Stored items from a collection:
"""

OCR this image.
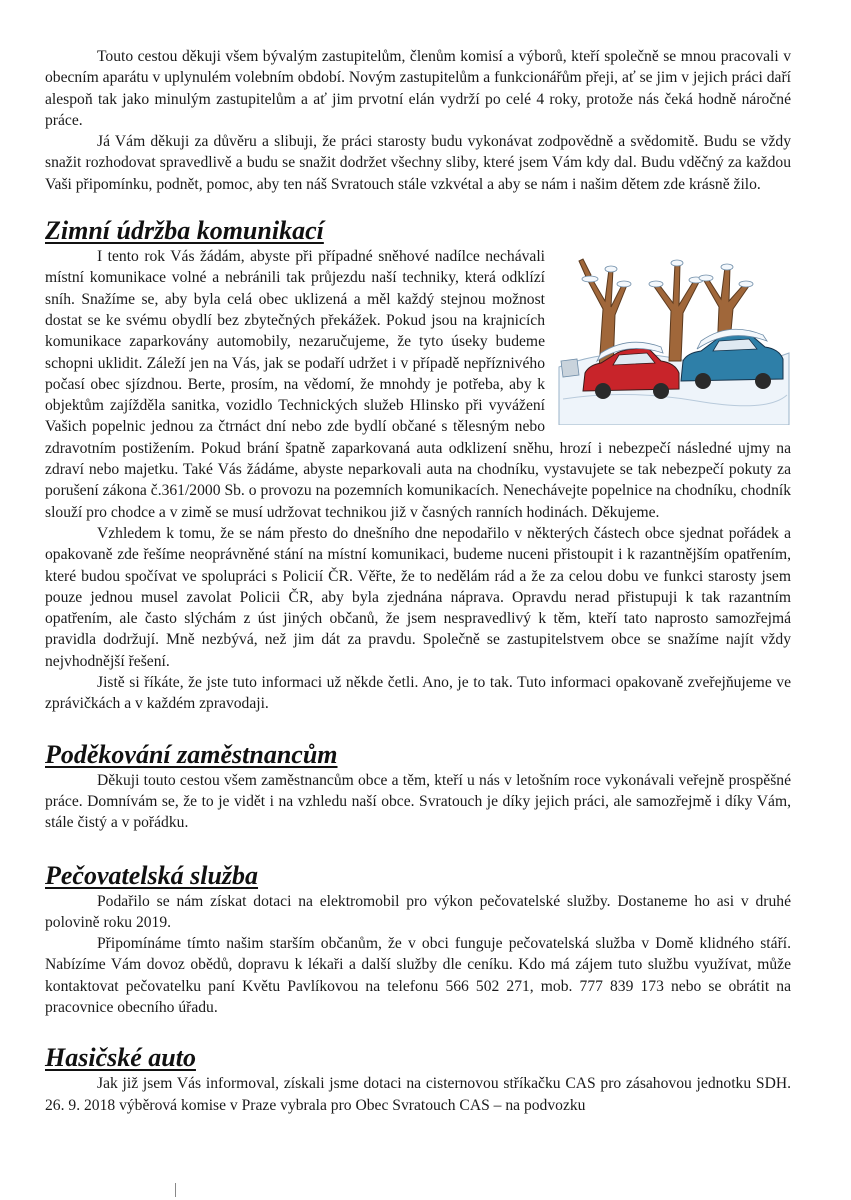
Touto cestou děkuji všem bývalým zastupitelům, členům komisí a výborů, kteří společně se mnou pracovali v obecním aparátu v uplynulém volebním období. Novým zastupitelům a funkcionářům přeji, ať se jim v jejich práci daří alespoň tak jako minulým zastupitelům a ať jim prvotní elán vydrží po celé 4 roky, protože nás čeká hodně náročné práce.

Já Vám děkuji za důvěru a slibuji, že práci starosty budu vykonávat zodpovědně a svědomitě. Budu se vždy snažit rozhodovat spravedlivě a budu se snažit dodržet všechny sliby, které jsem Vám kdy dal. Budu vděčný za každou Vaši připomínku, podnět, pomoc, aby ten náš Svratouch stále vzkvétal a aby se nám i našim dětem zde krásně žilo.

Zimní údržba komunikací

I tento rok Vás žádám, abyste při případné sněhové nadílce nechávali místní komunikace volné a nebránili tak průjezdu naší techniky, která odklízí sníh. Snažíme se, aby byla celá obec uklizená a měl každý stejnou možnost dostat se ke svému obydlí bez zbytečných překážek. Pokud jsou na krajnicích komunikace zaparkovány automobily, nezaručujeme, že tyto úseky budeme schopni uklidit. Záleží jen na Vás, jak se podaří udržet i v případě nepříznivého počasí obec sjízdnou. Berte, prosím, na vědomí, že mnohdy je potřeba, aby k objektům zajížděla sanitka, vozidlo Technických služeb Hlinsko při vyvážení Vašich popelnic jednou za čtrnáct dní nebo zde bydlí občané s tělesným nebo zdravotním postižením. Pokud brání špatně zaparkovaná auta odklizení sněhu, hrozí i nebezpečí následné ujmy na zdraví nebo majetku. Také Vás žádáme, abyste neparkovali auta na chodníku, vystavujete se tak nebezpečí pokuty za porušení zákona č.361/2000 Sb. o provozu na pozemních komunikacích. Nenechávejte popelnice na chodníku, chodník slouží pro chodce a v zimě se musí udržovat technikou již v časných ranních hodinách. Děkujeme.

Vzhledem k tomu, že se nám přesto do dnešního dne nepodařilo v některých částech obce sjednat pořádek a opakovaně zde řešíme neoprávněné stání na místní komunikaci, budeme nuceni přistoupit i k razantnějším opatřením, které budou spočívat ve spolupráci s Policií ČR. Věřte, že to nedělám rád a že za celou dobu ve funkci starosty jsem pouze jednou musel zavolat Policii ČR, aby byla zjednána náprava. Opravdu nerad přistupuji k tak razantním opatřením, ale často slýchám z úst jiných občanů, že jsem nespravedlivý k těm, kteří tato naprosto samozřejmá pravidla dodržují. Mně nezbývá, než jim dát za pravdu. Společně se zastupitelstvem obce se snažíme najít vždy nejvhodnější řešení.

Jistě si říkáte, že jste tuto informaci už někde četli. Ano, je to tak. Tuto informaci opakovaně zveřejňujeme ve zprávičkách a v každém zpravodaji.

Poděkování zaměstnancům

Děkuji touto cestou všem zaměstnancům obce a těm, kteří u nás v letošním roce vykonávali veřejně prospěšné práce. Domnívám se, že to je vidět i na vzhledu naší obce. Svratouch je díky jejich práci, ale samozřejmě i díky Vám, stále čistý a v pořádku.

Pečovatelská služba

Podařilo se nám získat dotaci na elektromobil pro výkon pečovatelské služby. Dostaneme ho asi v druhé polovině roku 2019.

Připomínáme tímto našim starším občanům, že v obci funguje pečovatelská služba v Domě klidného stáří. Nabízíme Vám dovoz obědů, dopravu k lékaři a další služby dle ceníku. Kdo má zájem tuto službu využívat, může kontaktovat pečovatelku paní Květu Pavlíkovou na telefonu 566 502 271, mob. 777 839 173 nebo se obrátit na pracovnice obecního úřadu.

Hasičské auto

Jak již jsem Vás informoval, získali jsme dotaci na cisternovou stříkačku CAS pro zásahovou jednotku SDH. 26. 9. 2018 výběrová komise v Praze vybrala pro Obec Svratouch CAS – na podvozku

"""

▸ What you need to do: Quote the records in full and exactly; skip any image.

▸ Written reply:
OCR this image.
Touto cestou děkuji všem bývalým zastupitelům, členům komisí a výborů, kteří společně se mnou pracovali v obecním aparátu v uplynulém volebním období. Novým zastupitelům a funkcionářům přeji, ať se jim v jejich práci daří alespoň tak jako minulým zastupitelům a ať jim prvotní elán vydrží po celé 4 roky, protože nás čeká hodně náročné práce.

Já Vám děkuji za důvěru a slibuji, že práci starosty budu vykonávat zodpovědně a svědomitě. Budu se vždy snažit rozhodovat spravedlivě a budu se snažit dodržet všechny sliby, které jsem Vám kdy dal. Budu vděčný za každou Vaši připomínku, podnět, pomoc, aby ten náš Svratouch stále vzkvétal a aby se nám i našim dětem zde krásně žilo.

Zimní údržba komunikací

I tento rok Vás žádám, abyste při případné sněhové nadílce nechávali místní komunikace volné a nebránili tak průjezdu naší techniky, která odklízí sníh. Snažíme se, aby byla celá obec uklizená a měl každý stejnou možnost dostat se ke svému obydlí bez zbytečných překážek. Pokud jsou na krajnicích komunikace zaparkovány automobily, nezaručujeme, že tyto úseky budeme schopni uklidit. Záleží jen na Vás, jak se podaří udržet i v případě nepříznivého počasí obec sjízdnou. Berte, prosím, na vědomí, že mnohdy je potřeba, aby k objektům zajížděla sanitka, vozidlo Technických služeb Hlinsko při vyvážení Vašich popelnic jednou za čtrnáct dní nebo zde bydlí občané s tělesným nebo zdravotním postižením. Pokud brání špatně zaparkovaná auta odklizení sněhu, hrozí i nebezpečí následné ujmy na zdraví nebo majetku. Také Vás žádáme, abyste neparkovali auta na chodníku, vystavujete se tak nebezpečí pokuty za porušení zákona č.361/2000 Sb. o provozu na pozemních komunikacích. Nenechávejte popelnice na chodníku, chodník slouží pro chodce a v zimě se musí udržovat technikou již v časných ranních hodinách. Děkujeme.

Vzhledem k tomu, že se nám přesto do dnešního dne nepodařilo v některých částech obce sjednat pořádek a opakovaně zde řešíme neoprávněné stání na místní komunikaci, budeme nuceni přistoupit i k razantnějším opatřením, které budou spočívat ve spolupráci s Policií ČR. Věřte, že to nedělám rád a že za celou dobu ve funkci starosty jsem pouze jednou musel zavolat Policii ČR, aby byla zjednána náprava. Opravdu nerad přistupuji k tak razantním opatřením, ale často slýchám z úst jiných občanů, že jsem nespravedlivý k těm, kteří tato naprosto samozřejmá pravidla dodržují. Mně nezbývá, než jim dát za pravdu. Společně se zastupitelstvem obce se snažíme najít vždy nejvhodnější řešení.

Jistě si říkáte, že jste tuto informaci už někde četli. Ano, je to tak. Tuto informaci opakovaně zveřejňujeme ve zprávičkách a v každém zpravodaji.

Poděkování zaměstnancům

Děkuji touto cestou všem zaměstnancům obce a těm, kteří u nás v letošním roce vykonávali veřejně prospěšné práce. Domnívám se, že to je vidět i na vzhledu naší obce. Svratouch je díky jejich práci, ale samozřejmě i díky Vám, stále čistý a v pořádku.

Pečovatelská služba

Podařilo se nám získat dotaci na elektromobil pro výkon pečovatelské služby. Dostaneme ho asi v druhé polovině roku 2019.

Připomínáme tímto našim starším občanům, že v obci funguje pečovatelská služba v Domě klidného stáří. Nabízíme Vám dovoz obědů, dopravu k lékaři a další služby dle ceníku. Kdo má zájem tuto službu využívat, může kontaktovat pečovatelku paní Květu Pavlíkovou na telefonu 566 502 271, mob. 777 839 173 nebo se obrátit na pracovnice obecního úřadu.

Hasičské auto

Jak již jsem Vás informoval, získali jsme dotaci na cisternovou stříkačku CAS pro zásahovou jednotku SDH. 26. 9. 2018 výběrová komise v Praze vybrala pro Obec Svratouch CAS – na podvozku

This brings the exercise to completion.